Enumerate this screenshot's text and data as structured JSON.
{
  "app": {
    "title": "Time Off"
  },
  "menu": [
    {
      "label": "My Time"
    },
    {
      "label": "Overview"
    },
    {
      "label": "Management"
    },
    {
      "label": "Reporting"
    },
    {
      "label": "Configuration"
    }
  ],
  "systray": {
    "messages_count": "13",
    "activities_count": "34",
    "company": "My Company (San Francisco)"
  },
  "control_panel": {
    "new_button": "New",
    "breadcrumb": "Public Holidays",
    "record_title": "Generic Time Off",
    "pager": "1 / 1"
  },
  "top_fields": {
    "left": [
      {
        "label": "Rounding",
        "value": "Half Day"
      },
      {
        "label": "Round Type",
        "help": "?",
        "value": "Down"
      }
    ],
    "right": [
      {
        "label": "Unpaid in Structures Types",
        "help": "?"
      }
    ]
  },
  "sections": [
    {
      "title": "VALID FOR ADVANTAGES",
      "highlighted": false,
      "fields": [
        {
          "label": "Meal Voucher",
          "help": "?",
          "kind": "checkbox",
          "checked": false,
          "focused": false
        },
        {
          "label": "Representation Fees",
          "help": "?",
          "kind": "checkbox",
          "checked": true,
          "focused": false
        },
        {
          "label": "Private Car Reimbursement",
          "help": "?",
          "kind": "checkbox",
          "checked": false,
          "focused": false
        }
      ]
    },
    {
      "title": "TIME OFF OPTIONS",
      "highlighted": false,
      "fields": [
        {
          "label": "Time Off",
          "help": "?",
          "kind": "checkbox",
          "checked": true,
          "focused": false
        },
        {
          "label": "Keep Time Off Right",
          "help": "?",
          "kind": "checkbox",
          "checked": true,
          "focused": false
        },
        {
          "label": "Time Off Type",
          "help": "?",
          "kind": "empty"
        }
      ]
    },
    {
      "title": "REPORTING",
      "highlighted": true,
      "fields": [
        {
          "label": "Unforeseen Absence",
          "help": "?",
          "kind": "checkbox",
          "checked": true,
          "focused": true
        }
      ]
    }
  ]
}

..............................

* OBJECTIVE
Write out every record shown above, word for word.

* TASK RESPONSE
Enumerate this screenshot's text and data as structured JSON.
{
  "app": {
    "title": "Time Off"
  },
  "menu": [
    {
      "label": "My Time"
    },
    {
      "label": "Overview"
    },
    {
      "label": "Management"
    },
    {
      "label": "Reporting"
    },
    {
      "label": "Configuration"
    }
  ],
  "systray": {
    "messages_count": "13",
    "activities_count": "34",
    "company": "My Company (San Francisco)"
  },
  "control_panel": {
    "new_button": "New",
    "breadcrumb": "Public Holidays",
    "record_title": "Generic Time Off",
    "pager": "1 / 1"
  },
  "top_fields": {
    "left": [
      {
        "label": "Rounding",
        "value": "Half Day"
      },
      {
        "label": "Round Type",
        "help": "?",
        "value": "Down"
      }
    ],
    "right": [
      {
        "label": "Unpaid in Structures Types",
        "help": "?"
      }
    ]
  },
  "sections": [
    {
      "title": "VALID FOR ADVANTAGES",
      "highlighted": false,
      "fields": [
        {
          "label": "Meal Voucher",
          "help": "?",
          "kind": "checkbox",
          "checked": false,
          "focused": false
        },
        {
          "label": "Representation Fees",
          "help": "?",
          "kind": "checkbox",
          "checked": true,
          "focused": false
        },
        {
          "label": "Private Car Reimbursement",
          "help": "?",
          "kind": "checkbox",
          "checked": false,
          "focused": false
        }
      ]
    },
    {
      "title": "TIME OFF OPTIONS",
      "highlighted": false,
      "fields": [
        {
          "label": "Time Off",
          "help": "?",
          "kind": "checkbox",
          "checked": true,
          "focused": false
        },
        {
          "label": "Keep Time Off Right",
          "help": "?",
          "kind": "checkbox",
          "checked": true,
          "focused": false
        },
        {
          "label": "Time Off Type",
          "help": "?",
          "kind": "empty"
        }
      ]
    },
    {
      "title": "REPORTING",
      "highlighted": true,
      "fields": [
        {
          "label": "Unforeseen Absence",
          "help": "?",
          "kind": "checkbox",
          "checked": true,
          "focused": true
        }
      ]
    }
  ]
}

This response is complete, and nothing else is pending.